### STORED RECORDS

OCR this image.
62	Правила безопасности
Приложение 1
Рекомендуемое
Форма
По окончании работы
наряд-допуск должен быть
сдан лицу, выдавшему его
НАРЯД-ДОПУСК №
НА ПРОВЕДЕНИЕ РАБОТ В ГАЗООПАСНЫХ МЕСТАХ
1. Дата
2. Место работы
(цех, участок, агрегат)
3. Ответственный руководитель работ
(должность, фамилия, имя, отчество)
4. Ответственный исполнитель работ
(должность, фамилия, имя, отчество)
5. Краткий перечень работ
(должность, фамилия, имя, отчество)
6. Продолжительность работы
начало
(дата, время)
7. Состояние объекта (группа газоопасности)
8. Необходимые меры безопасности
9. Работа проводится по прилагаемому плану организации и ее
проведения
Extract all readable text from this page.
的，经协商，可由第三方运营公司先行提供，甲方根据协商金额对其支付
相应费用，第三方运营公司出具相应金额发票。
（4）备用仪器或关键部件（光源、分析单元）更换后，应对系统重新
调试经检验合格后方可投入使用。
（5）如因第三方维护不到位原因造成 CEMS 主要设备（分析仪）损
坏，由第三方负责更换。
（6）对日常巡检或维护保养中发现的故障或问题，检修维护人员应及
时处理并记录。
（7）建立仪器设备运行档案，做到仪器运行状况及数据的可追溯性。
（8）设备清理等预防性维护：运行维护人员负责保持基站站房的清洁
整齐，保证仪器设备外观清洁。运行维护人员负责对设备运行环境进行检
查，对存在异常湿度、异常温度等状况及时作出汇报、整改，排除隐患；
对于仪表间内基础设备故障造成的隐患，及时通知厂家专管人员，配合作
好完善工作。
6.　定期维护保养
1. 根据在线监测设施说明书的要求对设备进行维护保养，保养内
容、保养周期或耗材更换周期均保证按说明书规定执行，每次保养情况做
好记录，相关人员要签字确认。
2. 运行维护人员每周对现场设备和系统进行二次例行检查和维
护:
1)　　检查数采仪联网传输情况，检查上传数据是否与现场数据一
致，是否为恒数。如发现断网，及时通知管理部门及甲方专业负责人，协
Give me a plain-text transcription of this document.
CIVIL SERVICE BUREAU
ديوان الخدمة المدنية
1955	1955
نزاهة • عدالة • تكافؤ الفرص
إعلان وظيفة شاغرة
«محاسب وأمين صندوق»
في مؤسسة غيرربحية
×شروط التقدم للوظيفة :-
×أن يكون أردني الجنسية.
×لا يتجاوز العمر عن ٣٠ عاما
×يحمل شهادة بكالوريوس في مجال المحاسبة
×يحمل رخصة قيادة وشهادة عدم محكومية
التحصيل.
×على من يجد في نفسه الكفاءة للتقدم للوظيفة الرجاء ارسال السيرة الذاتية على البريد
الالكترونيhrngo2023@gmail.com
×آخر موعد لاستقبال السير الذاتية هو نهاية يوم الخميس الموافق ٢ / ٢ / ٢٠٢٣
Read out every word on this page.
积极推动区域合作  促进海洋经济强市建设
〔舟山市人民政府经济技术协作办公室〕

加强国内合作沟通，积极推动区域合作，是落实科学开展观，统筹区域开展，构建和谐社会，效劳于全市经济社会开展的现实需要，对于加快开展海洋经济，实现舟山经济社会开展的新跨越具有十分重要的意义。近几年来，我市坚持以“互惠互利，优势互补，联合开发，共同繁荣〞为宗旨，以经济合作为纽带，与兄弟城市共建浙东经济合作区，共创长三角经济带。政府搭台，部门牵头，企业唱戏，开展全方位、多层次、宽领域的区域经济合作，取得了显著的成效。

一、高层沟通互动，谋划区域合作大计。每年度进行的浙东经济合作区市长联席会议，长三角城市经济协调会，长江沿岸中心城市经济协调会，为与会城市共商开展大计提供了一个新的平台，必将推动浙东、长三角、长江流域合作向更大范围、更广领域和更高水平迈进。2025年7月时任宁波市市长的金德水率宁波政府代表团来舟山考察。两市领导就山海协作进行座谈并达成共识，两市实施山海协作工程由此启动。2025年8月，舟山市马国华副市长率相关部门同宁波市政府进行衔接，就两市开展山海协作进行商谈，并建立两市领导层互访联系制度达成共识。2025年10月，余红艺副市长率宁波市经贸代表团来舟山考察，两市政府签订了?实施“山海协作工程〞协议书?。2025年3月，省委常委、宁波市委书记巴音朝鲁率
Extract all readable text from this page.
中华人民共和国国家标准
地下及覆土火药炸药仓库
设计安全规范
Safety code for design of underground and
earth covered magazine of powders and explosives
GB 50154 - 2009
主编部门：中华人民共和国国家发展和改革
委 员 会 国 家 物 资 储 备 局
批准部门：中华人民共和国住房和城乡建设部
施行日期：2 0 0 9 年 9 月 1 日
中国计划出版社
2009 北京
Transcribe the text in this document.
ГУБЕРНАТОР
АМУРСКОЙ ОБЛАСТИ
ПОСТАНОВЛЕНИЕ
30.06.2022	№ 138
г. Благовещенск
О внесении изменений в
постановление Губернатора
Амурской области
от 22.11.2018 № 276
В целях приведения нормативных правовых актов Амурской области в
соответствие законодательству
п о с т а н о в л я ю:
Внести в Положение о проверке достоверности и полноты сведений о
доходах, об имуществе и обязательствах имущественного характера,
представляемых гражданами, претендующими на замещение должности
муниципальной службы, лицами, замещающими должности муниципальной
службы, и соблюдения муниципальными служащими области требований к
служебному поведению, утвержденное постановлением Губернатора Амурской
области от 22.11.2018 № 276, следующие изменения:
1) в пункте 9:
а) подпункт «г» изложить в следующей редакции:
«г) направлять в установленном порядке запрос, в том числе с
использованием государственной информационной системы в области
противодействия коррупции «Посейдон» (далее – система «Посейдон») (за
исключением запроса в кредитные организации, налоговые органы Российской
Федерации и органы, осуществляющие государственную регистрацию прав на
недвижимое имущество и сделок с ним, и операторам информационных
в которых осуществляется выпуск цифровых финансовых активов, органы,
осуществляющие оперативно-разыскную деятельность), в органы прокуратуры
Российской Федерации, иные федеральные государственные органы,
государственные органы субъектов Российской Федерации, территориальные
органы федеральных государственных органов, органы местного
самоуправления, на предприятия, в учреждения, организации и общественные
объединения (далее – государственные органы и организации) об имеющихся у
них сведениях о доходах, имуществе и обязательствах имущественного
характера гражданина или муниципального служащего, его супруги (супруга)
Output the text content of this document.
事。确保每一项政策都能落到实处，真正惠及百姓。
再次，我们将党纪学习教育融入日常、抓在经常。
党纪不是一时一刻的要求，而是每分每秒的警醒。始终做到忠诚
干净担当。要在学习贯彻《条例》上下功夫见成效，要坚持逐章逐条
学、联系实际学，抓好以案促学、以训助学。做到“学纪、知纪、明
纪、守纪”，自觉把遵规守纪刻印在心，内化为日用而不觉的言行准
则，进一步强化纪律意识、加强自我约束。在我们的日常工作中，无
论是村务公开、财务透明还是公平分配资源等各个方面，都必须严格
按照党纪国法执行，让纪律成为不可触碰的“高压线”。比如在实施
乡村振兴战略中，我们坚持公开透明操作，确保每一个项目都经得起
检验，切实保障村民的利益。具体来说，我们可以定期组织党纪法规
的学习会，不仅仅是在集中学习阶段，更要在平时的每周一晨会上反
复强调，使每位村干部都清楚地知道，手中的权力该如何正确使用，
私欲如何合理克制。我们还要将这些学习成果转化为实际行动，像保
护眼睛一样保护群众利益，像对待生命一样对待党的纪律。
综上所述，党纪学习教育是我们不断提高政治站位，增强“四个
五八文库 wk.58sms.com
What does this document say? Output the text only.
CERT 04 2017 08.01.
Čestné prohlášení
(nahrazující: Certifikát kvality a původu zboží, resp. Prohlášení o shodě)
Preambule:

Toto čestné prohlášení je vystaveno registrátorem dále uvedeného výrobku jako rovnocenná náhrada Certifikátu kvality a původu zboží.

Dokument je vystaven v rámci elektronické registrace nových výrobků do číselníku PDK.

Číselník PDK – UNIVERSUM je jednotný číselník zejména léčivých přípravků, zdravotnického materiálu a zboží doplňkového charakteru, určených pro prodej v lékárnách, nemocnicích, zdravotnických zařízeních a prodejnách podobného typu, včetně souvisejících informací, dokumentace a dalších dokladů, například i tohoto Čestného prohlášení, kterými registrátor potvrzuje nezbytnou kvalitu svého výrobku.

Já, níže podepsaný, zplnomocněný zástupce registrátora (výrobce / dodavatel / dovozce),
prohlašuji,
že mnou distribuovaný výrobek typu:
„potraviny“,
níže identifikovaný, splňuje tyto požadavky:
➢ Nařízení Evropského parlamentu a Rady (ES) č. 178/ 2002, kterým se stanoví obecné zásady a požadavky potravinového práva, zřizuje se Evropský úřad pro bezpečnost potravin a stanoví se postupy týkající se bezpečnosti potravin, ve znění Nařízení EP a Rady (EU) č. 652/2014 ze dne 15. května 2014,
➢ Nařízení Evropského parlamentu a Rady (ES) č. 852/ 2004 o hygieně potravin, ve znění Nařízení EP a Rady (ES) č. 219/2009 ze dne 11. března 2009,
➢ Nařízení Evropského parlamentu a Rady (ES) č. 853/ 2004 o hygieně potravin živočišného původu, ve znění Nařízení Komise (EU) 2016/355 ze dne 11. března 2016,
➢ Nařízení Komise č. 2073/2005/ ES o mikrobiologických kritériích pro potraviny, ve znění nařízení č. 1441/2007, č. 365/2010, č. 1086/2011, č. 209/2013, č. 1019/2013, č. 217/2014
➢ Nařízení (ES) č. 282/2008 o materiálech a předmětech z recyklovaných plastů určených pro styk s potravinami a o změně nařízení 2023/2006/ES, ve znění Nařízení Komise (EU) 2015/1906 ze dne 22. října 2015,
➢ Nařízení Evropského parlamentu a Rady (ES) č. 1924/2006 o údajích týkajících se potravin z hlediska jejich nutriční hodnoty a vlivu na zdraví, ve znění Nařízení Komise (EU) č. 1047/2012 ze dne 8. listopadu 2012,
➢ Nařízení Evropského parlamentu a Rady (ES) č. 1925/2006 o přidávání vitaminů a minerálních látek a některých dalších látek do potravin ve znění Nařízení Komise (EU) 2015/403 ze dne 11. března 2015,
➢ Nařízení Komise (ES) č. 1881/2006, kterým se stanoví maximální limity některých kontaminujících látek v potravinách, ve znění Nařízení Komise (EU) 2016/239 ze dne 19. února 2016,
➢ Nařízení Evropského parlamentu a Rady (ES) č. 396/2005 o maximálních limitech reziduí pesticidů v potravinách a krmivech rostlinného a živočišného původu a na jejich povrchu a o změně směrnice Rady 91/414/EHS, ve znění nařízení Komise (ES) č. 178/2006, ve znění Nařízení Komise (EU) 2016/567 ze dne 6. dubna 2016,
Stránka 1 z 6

######

• [WORK INSTRUCTIONS]:
Collect each line of the entries that has the word "jejich", copying it in full.

• [CORRECT RESPONSE]:
➢ Nařízení Evropského parlamentu a Rady (ES) č. 1924/2006 o údajích týkajících se potravin z hlediska jejich nutriční hodnoty a vlivu na zdraví, ve znění Nařízení Komise (EU) č. 1047/2012 ze dne 8. listopadu 2012,
➢ Nařízení Evropského parlamentu a Rady (ES) č. 396/2005 o maximálních limitech reziduí pesticidů v potravinách a krmivech rostlinného a živočišného původu a na jejich povrchu a o změně směrnice Rady 91/414/EHS, ve znění nařízení Komise (ES) č. 178/2006, ve znění Nařízení Komise (EU) 2016/567 ze dne 6. dubna 2016,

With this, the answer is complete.